WORK TO DO - Lines containing the word "producción" are the ones to copy from the records below.

PROVIDED DATA -
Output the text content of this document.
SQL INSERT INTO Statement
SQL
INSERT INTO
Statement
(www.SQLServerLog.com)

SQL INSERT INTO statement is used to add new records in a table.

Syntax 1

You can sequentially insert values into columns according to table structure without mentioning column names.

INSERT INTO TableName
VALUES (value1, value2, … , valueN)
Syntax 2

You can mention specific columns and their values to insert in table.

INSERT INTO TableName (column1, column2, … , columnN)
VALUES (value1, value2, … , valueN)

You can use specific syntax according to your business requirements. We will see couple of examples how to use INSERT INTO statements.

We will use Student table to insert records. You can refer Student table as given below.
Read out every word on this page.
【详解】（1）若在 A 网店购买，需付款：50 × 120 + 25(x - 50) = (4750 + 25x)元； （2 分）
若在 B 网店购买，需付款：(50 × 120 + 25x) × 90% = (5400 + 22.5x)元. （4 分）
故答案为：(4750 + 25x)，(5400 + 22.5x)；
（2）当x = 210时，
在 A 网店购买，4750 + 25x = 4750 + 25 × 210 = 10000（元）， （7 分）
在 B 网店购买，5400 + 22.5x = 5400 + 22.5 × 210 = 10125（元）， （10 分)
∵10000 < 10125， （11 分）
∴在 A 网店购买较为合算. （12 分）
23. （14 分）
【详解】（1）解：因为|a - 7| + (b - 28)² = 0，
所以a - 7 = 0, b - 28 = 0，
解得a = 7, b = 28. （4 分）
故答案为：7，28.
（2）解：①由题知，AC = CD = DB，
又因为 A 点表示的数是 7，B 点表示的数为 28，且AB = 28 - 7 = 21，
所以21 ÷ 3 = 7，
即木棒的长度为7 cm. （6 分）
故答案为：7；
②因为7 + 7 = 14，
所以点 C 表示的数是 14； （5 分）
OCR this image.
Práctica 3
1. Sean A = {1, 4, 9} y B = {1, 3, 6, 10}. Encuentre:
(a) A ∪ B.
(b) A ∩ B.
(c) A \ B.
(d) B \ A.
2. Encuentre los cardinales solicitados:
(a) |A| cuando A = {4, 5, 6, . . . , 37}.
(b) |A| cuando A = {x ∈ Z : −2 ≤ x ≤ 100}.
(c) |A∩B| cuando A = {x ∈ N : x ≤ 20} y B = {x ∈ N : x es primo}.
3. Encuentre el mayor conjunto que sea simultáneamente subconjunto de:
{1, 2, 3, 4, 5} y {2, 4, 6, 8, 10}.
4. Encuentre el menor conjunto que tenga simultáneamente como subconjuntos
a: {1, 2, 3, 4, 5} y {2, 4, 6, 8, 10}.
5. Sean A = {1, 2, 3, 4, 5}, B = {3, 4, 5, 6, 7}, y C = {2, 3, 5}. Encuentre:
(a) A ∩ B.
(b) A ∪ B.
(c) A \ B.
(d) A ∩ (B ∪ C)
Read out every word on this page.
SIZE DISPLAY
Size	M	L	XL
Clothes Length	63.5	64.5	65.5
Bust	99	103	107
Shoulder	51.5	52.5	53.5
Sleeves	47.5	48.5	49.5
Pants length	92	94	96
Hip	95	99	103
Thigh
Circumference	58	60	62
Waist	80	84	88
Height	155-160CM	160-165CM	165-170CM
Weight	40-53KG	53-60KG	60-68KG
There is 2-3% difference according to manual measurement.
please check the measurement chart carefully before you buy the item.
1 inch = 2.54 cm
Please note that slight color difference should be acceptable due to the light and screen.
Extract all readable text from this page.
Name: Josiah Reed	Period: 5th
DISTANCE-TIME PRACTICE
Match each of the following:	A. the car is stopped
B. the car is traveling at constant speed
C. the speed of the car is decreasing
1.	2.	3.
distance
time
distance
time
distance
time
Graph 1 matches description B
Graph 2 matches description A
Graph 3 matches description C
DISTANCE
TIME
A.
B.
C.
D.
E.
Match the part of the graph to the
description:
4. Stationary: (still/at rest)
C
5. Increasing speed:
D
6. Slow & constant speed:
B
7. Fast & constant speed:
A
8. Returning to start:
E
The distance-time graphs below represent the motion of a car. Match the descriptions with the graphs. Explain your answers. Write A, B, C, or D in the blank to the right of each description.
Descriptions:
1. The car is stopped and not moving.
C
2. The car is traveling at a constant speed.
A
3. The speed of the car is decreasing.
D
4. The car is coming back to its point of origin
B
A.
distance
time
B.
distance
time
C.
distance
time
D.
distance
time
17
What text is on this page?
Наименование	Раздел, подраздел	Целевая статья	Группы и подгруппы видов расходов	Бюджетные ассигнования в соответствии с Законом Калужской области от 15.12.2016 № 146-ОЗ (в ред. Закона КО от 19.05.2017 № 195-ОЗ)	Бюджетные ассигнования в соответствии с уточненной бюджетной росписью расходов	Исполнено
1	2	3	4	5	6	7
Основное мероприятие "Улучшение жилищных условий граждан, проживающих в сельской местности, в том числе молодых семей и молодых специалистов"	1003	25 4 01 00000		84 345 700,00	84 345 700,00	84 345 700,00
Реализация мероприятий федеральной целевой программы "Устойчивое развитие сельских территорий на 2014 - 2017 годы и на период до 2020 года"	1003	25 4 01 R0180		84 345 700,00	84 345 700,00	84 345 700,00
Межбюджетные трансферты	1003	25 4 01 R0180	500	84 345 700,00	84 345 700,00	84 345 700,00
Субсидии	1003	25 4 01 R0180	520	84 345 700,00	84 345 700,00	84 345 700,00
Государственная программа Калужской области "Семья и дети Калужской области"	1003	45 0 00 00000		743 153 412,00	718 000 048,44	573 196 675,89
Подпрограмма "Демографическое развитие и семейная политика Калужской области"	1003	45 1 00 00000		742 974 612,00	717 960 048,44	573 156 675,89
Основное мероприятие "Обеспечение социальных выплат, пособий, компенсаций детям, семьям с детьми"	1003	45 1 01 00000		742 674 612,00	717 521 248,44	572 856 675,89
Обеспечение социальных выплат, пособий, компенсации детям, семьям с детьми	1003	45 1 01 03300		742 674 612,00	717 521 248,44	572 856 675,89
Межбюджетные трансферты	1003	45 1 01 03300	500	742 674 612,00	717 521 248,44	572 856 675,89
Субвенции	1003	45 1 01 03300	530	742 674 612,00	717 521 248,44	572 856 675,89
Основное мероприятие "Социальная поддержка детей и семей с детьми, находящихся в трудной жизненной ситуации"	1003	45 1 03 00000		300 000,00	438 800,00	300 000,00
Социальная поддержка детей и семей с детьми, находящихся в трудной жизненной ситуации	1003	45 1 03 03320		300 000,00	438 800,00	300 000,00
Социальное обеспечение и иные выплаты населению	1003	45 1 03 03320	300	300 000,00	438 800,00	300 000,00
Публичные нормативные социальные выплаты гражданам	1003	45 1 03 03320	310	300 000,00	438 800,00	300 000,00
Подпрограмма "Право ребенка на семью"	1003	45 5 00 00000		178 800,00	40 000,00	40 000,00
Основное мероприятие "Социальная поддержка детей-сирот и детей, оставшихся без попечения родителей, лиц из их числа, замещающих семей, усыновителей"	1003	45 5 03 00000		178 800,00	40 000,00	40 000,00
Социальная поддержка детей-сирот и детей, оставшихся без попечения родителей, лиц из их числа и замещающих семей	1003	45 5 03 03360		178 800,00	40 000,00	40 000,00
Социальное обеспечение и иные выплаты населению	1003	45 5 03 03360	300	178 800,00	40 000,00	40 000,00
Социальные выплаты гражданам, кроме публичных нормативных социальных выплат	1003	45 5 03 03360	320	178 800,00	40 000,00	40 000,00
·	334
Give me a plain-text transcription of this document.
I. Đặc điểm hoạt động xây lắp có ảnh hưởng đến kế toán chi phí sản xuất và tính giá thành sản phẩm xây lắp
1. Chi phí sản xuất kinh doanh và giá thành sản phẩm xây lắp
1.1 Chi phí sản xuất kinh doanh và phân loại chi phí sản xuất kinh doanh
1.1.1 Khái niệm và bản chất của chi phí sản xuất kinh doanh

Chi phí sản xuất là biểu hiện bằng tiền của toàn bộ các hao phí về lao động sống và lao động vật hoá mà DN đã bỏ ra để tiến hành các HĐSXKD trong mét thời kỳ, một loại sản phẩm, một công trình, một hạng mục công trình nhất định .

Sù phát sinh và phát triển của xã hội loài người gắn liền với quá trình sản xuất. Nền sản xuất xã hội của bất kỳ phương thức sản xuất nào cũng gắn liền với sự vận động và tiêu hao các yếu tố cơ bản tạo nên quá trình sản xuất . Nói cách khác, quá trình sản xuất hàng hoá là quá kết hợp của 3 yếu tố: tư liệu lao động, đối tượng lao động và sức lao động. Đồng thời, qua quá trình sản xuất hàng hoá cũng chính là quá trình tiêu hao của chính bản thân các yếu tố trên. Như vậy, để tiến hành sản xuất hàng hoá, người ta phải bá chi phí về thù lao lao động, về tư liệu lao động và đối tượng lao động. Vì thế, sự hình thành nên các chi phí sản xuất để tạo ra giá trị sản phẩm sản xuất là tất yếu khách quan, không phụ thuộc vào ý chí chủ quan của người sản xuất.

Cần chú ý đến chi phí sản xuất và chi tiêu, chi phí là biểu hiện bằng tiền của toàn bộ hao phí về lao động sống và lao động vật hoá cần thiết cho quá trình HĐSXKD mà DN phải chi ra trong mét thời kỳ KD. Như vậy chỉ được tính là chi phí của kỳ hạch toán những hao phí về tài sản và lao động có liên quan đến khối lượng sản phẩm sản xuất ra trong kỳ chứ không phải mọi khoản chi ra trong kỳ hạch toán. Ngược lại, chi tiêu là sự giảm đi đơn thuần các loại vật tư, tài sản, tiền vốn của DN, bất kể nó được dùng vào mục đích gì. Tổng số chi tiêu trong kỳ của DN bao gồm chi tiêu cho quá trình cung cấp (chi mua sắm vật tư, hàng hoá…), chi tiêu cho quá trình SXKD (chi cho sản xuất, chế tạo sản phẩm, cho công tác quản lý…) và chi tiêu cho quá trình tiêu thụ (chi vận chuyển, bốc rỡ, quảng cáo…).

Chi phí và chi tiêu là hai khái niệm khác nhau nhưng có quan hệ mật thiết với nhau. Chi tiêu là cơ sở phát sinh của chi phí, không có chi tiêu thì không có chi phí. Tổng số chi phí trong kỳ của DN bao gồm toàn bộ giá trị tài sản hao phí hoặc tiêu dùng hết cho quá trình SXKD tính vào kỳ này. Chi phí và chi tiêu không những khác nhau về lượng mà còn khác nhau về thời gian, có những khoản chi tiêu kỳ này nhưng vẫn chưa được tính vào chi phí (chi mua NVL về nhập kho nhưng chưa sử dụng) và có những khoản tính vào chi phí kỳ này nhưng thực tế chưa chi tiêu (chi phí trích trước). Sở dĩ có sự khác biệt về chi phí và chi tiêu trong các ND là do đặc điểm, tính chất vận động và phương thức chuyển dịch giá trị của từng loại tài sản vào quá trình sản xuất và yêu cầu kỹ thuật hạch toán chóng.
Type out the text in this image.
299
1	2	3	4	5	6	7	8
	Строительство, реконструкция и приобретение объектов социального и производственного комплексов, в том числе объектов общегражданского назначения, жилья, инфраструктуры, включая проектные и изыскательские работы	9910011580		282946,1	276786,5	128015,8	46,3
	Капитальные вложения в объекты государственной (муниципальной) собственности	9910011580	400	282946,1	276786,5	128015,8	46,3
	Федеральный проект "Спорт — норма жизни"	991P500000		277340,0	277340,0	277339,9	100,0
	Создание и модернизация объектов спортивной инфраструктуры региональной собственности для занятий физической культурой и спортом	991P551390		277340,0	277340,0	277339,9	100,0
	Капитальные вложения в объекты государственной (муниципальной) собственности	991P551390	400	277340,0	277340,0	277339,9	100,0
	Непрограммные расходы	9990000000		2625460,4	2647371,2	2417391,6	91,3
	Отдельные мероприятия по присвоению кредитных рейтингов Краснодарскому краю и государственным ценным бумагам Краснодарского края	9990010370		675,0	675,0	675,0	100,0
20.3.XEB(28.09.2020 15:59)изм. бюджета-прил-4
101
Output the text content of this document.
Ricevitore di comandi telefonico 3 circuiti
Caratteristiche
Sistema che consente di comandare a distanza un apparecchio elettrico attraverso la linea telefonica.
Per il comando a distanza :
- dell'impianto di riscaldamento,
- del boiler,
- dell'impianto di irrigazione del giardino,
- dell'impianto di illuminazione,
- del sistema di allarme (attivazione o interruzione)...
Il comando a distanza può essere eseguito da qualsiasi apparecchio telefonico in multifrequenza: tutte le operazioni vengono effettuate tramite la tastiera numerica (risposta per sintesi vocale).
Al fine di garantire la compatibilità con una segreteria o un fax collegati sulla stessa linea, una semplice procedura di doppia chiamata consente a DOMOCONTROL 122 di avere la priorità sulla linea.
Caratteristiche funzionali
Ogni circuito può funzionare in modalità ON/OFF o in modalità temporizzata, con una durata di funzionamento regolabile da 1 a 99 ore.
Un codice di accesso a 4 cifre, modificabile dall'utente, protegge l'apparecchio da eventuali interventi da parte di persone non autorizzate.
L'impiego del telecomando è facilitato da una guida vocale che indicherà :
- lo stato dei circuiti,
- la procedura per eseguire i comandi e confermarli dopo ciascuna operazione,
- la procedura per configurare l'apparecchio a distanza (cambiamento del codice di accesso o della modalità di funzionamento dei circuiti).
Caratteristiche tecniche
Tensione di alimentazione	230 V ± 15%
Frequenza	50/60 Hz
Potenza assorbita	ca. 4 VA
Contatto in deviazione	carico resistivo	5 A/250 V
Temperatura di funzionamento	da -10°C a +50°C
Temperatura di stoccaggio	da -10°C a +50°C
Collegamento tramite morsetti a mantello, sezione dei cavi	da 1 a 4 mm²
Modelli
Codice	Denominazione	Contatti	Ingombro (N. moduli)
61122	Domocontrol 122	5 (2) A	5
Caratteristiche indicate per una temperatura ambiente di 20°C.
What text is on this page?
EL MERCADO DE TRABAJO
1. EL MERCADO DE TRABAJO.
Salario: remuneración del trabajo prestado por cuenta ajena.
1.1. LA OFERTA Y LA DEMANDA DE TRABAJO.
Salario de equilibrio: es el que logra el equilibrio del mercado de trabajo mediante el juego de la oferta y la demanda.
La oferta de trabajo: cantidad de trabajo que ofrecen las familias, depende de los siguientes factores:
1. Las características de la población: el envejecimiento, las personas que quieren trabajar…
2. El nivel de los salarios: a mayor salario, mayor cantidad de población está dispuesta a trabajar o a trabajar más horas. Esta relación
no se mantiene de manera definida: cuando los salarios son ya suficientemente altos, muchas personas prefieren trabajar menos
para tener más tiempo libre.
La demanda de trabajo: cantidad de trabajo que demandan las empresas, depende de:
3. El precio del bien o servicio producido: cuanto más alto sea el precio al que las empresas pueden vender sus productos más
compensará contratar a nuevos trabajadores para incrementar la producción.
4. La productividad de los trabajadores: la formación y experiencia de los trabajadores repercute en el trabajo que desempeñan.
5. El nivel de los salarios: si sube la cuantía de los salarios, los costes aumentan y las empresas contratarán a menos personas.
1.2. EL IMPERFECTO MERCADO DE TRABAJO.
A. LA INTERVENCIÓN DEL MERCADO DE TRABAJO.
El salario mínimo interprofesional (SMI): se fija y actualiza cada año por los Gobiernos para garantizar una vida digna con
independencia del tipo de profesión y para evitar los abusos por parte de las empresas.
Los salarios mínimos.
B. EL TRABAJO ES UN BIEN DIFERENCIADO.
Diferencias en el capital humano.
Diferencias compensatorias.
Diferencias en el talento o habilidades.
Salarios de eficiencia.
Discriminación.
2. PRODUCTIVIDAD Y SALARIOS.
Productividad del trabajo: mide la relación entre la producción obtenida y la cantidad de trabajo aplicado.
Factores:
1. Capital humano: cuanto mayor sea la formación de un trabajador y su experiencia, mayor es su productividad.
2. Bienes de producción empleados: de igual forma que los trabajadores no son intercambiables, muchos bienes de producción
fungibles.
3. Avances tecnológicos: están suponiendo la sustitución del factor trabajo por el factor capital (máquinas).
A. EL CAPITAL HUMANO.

COMPLETE RESPONSE -
compensará contratar a nuevos trabajadores para incrementar la producción.
Productividad del trabajo: mide la relación entre la producción obtenida y la cantidad de trabajo aplicado.
2. Bienes de producción empleados: de igual forma que los trabajadores no son intercambiables, muchos bienes de producción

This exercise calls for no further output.